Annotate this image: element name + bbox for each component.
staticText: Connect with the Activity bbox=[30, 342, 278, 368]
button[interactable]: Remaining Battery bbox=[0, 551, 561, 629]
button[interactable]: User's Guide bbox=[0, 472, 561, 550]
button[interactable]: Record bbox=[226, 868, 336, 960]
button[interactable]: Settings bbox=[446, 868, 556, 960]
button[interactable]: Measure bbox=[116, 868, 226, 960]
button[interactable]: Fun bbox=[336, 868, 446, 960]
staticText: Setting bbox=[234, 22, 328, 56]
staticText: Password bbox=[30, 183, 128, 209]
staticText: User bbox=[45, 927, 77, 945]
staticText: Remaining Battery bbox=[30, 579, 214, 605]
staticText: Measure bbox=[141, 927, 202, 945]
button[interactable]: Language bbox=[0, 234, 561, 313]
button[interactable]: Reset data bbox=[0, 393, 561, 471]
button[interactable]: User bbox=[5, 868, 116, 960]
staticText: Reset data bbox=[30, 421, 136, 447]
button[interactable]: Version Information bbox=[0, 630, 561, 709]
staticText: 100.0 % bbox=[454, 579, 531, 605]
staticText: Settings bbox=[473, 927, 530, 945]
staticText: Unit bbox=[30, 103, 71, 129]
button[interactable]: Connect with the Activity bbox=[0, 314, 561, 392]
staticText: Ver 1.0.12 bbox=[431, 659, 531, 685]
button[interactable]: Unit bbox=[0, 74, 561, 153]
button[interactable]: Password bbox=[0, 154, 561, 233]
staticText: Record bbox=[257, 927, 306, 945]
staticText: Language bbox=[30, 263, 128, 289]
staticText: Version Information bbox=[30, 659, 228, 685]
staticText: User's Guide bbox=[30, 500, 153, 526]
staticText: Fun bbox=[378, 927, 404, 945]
_ _ _ _ _ _ _
> Challenge
Could you express all the lines of the records above as a Markdown table with two columns, n for the row number and Line for the line, leaving out any blank lines?

> Task solution
| n | Line |
|---|---|
| 1 | Annotate this image: element name + bbox for each component. |
| 2 | staticText: Connect with the Activity bbox=[30, 342, 278, 368] |
| 3 | button[interactable]: Remaining Battery bbox=[0, 551, 561, 629] |
| 4 | button[interactable]: User's Guide bbox=[0, 472, 561, 550] |
| 5 | button[interactable]: Record bbox=[226, 868, 336, 960] |
| 6 | button[interactable]: Settings bbox=[446, 868, 556, 960] |
| 7 | button[interactable]: Measure bbox=[116, 868, 226, 960] |
| 8 | button[interactable]: Fun bbox=[336, 868, 446, 960] |
| 9 | staticText: Setting bbox=[234, 22, 328, 56] |
| 10 | staticText: Password bbox=[30, 183, 128, 209] |
| 11 | staticText: User bbox=[45, 927, 77, 945] |
| 12 | staticText: Remaining Battery bbox=[30, 579, 214, 605] |
| 13 | staticText: Measure bbox=[141, 927, 202, 945] |
| 14 | button[interactable]: Language bbox=[0, 234, 561, 313] |
| 15 | button[interactable]: Reset data bbox=[0, 393, 561, 471] |
| 16 | button[interactable]: User bbox=[5, 868, 116, 960] |
| 17 | staticText: Reset data bbox=[30, 421, 136, 447] |
| 18 | button[interactable]: Version Information bbox=[0, 630, 561, 709] |
| 19 | staticText: 100.0 % bbox=[454, 579, 531, 605] |
| 20 | staticText: Settings bbox=[473, 927, 530, 945] |
| 21 | staticText: Unit bbox=[30, 103, 71, 129] |
| 22 | button[interactable]: Connect with the Activity bbox=[0, 314, 561, 392] |
| 23 | staticText: Ver 1.0.12 bbox=[431, 659, 531, 685] |
| 24 | button[interactable]: Unit bbox=[0, 74, 561, 153] |
| 25 | button[interactable]: Password bbox=[0, 154, 561, 233] |
| 26 | staticText: Record bbox=[257, 927, 306, 945] |
| 27 | staticText: Language bbox=[30, 263, 128, 289] |
| 28 | staticText: Version Information bbox=[30, 659, 228, 685] |
| 29 | staticText: User's Guide bbox=[30, 500, 153, 526] |
| 30 | staticText: Fun bbox=[378, 927, 404, 945] |